### CUPLIKAN DATA
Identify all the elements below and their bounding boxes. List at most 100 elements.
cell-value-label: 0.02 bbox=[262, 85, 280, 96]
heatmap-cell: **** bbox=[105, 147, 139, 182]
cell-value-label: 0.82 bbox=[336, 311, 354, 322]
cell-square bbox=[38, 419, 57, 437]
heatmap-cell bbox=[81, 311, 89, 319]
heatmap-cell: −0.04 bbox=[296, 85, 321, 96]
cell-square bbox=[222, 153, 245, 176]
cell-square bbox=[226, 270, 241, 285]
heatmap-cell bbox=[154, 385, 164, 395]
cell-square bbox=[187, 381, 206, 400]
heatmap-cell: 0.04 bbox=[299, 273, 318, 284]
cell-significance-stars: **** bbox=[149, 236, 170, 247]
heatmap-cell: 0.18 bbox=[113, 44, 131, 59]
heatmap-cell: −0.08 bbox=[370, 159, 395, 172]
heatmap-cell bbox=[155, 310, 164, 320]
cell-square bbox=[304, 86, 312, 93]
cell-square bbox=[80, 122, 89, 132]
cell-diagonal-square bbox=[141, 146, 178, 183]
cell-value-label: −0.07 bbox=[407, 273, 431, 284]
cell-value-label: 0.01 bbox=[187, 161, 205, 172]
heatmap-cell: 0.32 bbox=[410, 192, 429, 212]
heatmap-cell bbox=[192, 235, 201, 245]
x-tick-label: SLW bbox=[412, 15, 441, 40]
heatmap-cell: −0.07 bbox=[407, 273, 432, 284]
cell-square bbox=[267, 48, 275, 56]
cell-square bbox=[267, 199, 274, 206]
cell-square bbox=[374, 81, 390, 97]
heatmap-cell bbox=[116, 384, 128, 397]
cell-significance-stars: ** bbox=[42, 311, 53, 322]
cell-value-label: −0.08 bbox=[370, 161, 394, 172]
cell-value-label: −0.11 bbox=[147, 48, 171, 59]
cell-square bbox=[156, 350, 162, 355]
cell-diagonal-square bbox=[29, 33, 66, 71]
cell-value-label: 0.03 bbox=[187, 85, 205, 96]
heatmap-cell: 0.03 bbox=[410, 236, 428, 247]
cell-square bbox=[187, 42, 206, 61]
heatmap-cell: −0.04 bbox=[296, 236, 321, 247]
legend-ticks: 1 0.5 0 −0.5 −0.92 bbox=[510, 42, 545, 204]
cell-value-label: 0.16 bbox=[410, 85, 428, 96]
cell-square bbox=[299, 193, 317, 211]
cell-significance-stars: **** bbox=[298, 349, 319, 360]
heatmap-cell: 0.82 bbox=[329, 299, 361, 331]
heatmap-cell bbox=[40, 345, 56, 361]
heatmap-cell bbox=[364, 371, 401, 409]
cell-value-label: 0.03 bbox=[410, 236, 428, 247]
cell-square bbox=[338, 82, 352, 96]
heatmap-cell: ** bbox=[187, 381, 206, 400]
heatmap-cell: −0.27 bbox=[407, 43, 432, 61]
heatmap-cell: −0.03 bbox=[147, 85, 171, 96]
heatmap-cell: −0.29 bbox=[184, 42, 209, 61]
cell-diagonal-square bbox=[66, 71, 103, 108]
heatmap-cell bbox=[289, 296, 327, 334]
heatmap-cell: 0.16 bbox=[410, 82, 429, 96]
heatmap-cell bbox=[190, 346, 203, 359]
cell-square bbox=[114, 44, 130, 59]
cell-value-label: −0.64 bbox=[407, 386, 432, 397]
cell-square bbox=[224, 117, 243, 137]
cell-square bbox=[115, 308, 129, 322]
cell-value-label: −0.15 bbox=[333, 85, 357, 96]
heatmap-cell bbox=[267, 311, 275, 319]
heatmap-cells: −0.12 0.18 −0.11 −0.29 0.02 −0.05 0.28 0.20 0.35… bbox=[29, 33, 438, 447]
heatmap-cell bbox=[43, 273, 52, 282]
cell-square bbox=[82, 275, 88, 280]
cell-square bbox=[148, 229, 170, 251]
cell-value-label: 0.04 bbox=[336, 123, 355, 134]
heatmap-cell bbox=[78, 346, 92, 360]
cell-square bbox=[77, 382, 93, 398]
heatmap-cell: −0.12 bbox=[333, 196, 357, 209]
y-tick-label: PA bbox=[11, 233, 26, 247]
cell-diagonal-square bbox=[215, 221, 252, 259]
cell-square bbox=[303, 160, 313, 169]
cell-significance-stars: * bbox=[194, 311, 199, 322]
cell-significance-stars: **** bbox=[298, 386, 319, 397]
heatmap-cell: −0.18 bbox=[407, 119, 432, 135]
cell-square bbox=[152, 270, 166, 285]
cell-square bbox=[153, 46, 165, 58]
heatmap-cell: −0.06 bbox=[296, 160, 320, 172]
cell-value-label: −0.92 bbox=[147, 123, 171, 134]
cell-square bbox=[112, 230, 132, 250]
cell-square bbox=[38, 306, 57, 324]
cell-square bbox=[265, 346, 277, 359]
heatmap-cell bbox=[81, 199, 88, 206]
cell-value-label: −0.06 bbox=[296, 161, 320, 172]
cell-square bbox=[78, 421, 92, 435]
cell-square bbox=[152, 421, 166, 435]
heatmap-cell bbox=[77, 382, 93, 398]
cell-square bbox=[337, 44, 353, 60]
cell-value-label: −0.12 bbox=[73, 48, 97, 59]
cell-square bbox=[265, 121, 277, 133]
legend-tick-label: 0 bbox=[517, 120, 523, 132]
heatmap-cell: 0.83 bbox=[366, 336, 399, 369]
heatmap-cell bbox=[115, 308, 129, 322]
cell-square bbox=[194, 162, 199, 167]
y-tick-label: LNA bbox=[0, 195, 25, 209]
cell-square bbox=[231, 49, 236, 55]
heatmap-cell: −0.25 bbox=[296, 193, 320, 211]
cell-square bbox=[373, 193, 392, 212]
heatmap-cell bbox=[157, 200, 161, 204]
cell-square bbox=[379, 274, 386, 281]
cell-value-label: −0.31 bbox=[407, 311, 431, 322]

### TUJUAN LATIHAN
Ulangi seluruh daftar di atas dari baris pertama hingga terakhir tanpa mengubah satu karakter pun.

### JAWABAN TERTULIS
Identify all the elements below and their bounding boxes. List at most 100 elements.
cell-value-label: 0.02 bbox=[262, 85, 280, 96]
heatmap-cell: **** bbox=[105, 147, 139, 182]
cell-value-label: 0.82 bbox=[336, 311, 354, 322]
cell-square bbox=[38, 419, 57, 437]
heatmap-cell bbox=[81, 311, 89, 319]
heatmap-cell: −0.04 bbox=[296, 85, 321, 96]
cell-square bbox=[222, 153, 245, 176]
cell-square bbox=[226, 270, 241, 285]
heatmap-cell bbox=[154, 385, 164, 395]
cell-square bbox=[187, 381, 206, 400]
heatmap-cell: 0.04 bbox=[299, 273, 318, 284]
cell-significance-stars: **** bbox=[149, 236, 170, 247]
heatmap-cell: 0.18 bbox=[113, 44, 131, 59]
heatmap-cell: −0.08 bbox=[370, 159, 395, 172]
heatmap-cell bbox=[155, 310, 164, 320]
cell-square bbox=[304, 86, 312, 93]
cell-square bbox=[80, 122, 89, 132]
cell-diagonal-square bbox=[141, 146, 178, 183]
cell-value-label: −0.07 bbox=[407, 273, 431, 284]
cell-value-label: 0.01 bbox=[187, 161, 205, 172]
heatmap-cell: 0.32 bbox=[410, 192, 429, 212]
heatmap-cell bbox=[192, 235, 201, 245]
x-tick-label: SLW bbox=[412, 15, 441, 40]
heatmap-cell: −0.07 bbox=[407, 273, 432, 284]
cell-square bbox=[267, 48, 275, 56]
cell-square bbox=[267, 199, 274, 206]
cell-square bbox=[374, 81, 390, 97]
heatmap-cell bbox=[116, 384, 128, 397]
cell-significance-stars: ** bbox=[42, 311, 53, 322]
cell-value-label: −0.08 bbox=[370, 161, 394, 172]
cell-value-label: −0.11 bbox=[147, 48, 171, 59]
cell-square bbox=[156, 350, 162, 355]
cell-diagonal-square bbox=[29, 33, 66, 71]
cell-value-label: 0.03 bbox=[187, 85, 205, 96]
heatmap-cell: 0.03 bbox=[410, 236, 428, 247]
cell-square bbox=[187, 42, 206, 61]
heatmap-cell: −0.04 bbox=[296, 236, 321, 247]
legend-ticks: 1 0.5 0 −0.5 −0.92 bbox=[510, 42, 545, 204]
cell-value-label: 0.16 bbox=[410, 85, 428, 96]
cell-square bbox=[299, 193, 317, 211]
cell-significance-stars: **** bbox=[298, 349, 319, 360]
heatmap-cell: 0.82 bbox=[329, 299, 361, 331]
heatmap-cell bbox=[40, 345, 56, 361]
heatmap-cell bbox=[364, 371, 401, 409]
cell-value-label: 0.03 bbox=[410, 236, 428, 247]
cell-square bbox=[338, 82, 352, 96]
heatmap-cell: ** bbox=[187, 381, 206, 400]
heatmap-cell: −0.27 bbox=[407, 43, 432, 61]
heatmap-cell: −0.03 bbox=[147, 85, 171, 96]
heatmap-cell: −0.29 bbox=[184, 42, 209, 61]
cell-diagonal-square bbox=[66, 71, 103, 108]
heatmap-cell bbox=[289, 296, 327, 334]
heatmap-cell: 0.16 bbox=[410, 82, 429, 96]
heatmap-cell bbox=[190, 346, 203, 359]
cell-square bbox=[114, 44, 130, 59]
cell-value-label: −0.64 bbox=[407, 386, 432, 397]
cell-square bbox=[224, 117, 243, 137]
cell-square bbox=[115, 308, 129, 322]
cell-value-label: −0.15 bbox=[333, 85, 357, 96]
heatmap-cell bbox=[267, 311, 275, 319]
heatmap-cells: −0.12 0.18 −0.11 −0.29 0.02 −0.05 0.28 0.20 0.35… bbox=[29, 33, 438, 447]
heatmap-cell bbox=[43, 273, 52, 282]
cell-square bbox=[82, 275, 88, 280]
cell-square bbox=[148, 229, 170, 251]
cell-value-label: 0.04 bbox=[336, 123, 355, 134]
heatmap-cell bbox=[78, 346, 92, 360]
cell-square bbox=[77, 382, 93, 398]
heatmap-cell: −0.12 bbox=[333, 196, 357, 209]
y-tick-label: PA bbox=[11, 233, 26, 247]
cell-diagonal-square bbox=[215, 221, 252, 259]
cell-square bbox=[303, 160, 313, 169]
cell-significance-stars: * bbox=[194, 311, 199, 322]
cell-significance-stars: **** bbox=[298, 386, 319, 397]
heatmap-cell: −0.18 bbox=[407, 119, 432, 135]
cell-square bbox=[152, 270, 166, 285]
cell-square bbox=[153, 46, 165, 58]
heatmap-cell: −0.06 bbox=[296, 160, 320, 172]
cell-value-label: −0.92 bbox=[147, 123, 171, 134]
cell-square bbox=[112, 230, 132, 250]
cell-square bbox=[38, 306, 57, 324]
cell-square bbox=[265, 346, 277, 359]
heatmap-cell bbox=[81, 199, 88, 206]
cell-value-label: −0.06 bbox=[296, 161, 320, 172]
cell-square bbox=[78, 421, 92, 435]
cell-square bbox=[152, 421, 166, 435]
heatmap-cell bbox=[77, 382, 93, 398]
cell-square bbox=[337, 44, 353, 60]
cell-value-label: −0.12 bbox=[73, 48, 97, 59]
cell-square bbox=[265, 121, 277, 133]
legend-tick-label: 0 bbox=[517, 120, 523, 132]
heatmap-cell: 0.83 bbox=[366, 336, 399, 369]
heatmap-cell bbox=[115, 308, 129, 322]
cell-square bbox=[194, 162, 199, 167]
y-tick-label: LNA bbox=[0, 195, 25, 209]
cell-square bbox=[231, 49, 236, 55]
heatmap-cell: −0.25 bbox=[296, 193, 320, 211]
cell-square bbox=[373, 193, 392, 212]
heatmap-cell bbox=[157, 200, 161, 204]
cell-square bbox=[379, 274, 386, 281]
cell-value-label: −0.31 bbox=[407, 311, 431, 322]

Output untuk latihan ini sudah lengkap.